**Problem details:** Gather up every line that includes the string "Cobalt".

(Saved entries)
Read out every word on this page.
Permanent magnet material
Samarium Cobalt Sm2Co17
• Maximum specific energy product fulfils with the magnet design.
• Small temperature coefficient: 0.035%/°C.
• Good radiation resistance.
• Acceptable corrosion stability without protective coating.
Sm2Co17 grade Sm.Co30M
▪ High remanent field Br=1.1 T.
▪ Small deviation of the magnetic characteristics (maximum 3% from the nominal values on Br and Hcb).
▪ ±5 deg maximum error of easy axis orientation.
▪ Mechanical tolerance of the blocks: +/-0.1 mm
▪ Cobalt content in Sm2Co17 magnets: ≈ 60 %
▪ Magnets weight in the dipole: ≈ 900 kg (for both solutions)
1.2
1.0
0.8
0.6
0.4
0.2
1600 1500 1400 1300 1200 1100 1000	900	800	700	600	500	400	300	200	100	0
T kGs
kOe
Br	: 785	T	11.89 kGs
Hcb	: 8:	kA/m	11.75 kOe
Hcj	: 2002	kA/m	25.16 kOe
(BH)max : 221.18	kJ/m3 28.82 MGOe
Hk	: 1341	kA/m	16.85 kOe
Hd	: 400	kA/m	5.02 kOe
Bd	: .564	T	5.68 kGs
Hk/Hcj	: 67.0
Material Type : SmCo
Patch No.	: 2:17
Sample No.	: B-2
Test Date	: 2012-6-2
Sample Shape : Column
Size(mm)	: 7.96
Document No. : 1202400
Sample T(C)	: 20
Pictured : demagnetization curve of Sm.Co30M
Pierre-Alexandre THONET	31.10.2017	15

**Result:**
Samarium Cobalt Sm2Co17
▪ Cobalt content in Sm2Co17 magnets: ≈ 60 %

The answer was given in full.